What you are asked to do
What follows are records. Restate all of them word for word.

Source records

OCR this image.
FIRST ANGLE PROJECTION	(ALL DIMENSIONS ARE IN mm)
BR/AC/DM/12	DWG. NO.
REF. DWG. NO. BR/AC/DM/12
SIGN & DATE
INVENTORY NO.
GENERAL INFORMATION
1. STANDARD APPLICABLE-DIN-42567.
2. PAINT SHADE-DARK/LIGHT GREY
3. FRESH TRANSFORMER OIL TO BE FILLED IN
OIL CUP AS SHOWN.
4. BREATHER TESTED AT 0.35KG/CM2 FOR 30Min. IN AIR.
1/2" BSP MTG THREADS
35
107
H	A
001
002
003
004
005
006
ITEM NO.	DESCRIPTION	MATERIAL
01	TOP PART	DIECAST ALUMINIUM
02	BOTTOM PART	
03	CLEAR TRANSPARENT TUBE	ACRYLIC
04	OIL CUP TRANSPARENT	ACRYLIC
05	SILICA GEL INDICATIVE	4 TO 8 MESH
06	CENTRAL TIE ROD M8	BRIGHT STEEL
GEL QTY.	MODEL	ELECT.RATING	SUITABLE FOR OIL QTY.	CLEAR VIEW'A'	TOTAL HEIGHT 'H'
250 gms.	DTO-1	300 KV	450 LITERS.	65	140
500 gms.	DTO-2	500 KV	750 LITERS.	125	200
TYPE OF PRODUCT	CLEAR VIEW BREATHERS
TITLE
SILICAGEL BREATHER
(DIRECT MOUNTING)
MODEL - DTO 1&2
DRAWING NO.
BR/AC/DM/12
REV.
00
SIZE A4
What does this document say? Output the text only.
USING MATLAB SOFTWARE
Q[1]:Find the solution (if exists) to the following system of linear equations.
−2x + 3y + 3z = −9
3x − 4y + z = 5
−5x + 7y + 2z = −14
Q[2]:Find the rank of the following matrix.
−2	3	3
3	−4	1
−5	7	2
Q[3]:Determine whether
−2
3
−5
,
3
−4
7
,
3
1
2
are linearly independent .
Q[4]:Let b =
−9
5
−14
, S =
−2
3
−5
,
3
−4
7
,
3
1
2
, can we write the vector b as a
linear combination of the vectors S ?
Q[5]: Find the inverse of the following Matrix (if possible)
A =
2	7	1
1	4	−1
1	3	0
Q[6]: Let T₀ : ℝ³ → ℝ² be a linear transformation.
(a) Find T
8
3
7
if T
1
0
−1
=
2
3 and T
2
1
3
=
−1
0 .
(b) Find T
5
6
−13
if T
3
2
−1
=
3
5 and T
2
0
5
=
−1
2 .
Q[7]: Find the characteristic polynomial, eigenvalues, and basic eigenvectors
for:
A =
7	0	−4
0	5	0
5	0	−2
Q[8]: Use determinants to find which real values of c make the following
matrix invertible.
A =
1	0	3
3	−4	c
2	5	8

Written response
OCR this image.
FIRST ANGLE PROJECTION	(ALL DIMENSIONS ARE IN mm)
BR/AC/DM/12	DWG. NO.
REF. DWG. NO. BR/AC/DM/12
SIGN & DATE
INVENTORY NO.
GENERAL INFORMATION
1. STANDARD APPLICABLE-DIN-42567.
2. PAINT SHADE-DARK/LIGHT GREY
3. FRESH TRANSFORMER OIL TO BE FILLED IN
OIL CUP AS SHOWN.
4. BREATHER TESTED AT 0.35KG/CM2 FOR 30Min. IN AIR.
1/2" BSP MTG THREADS
35
107
H	A
001
002
003
004
005
006
ITEM NO.	DESCRIPTION	MATERIAL
01	TOP PART	DIECAST ALUMINIUM
02	BOTTOM PART	
03	CLEAR TRANSPARENT TUBE	ACRYLIC
04	OIL CUP TRANSPARENT	ACRYLIC
05	SILICA GEL INDICATIVE	4 TO 8 MESH
06	CENTRAL TIE ROD M8	BRIGHT STEEL
GEL QTY.	MODEL	ELECT.RATING	SUITABLE FOR OIL QTY.	CLEAR VIEW'A'	TOTAL HEIGHT 'H'
250 gms.	DTO-1	300 KV	450 LITERS.	65	140
500 gms.	DTO-2	500 KV	750 LITERS.	125	200
TYPE OF PRODUCT	CLEAR VIEW BREATHERS
TITLE
SILICAGEL BREATHER
(DIRECT MOUNTING)
MODEL - DTO 1&2
DRAWING NO.
BR/AC/DM/12
REV.
00
SIZE A4
What does this document say? Output the text only.
USING MATLAB SOFTWARE
Q[1]:Find the solution (if exists) to the following system of linear equations.
−2x + 3y + 3z = −9
3x − 4y + z = 5
−5x + 7y + 2z = −14
Q[2]:Find the rank of the following matrix.
−2	3	3
3	−4	1
−5	7	2
Q[3]:Determine whether
−2
3
−5
,
3
−4
7
,
3
1
2
are linearly independent .
Q[4]:Let b =
−9
5
−14
, S =
−2
3
−5
,
3
−4
7
,
3
1
2
, can we write the vector b as a
linear combination of the vectors S ?
Q[5]: Find the inverse of the following Matrix (if possible)
A =
2	7	1
1	4	−1
1	3	0
Q[6]: Let T₀ : ℝ³ → ℝ² be a linear transformation.
(a) Find T
8
3
7
if T
1
0
−1
=
2
3 and T
2
1
3
=
−1
0 .
(b) Find T
5
6
−13
if T
3
2
−1
=
3
5 and T
2
0
5
=
−1
2 .
Q[7]: Find the characteristic polynomial, eigenvalues, and basic eigenvectors
for:
A =
7	0	−4
0	5	0
5	0	−2
Q[8]: Use determinants to find which real values of c make the following
matrix invertible.
A =
1	0	3
3	−4	c
2	5	8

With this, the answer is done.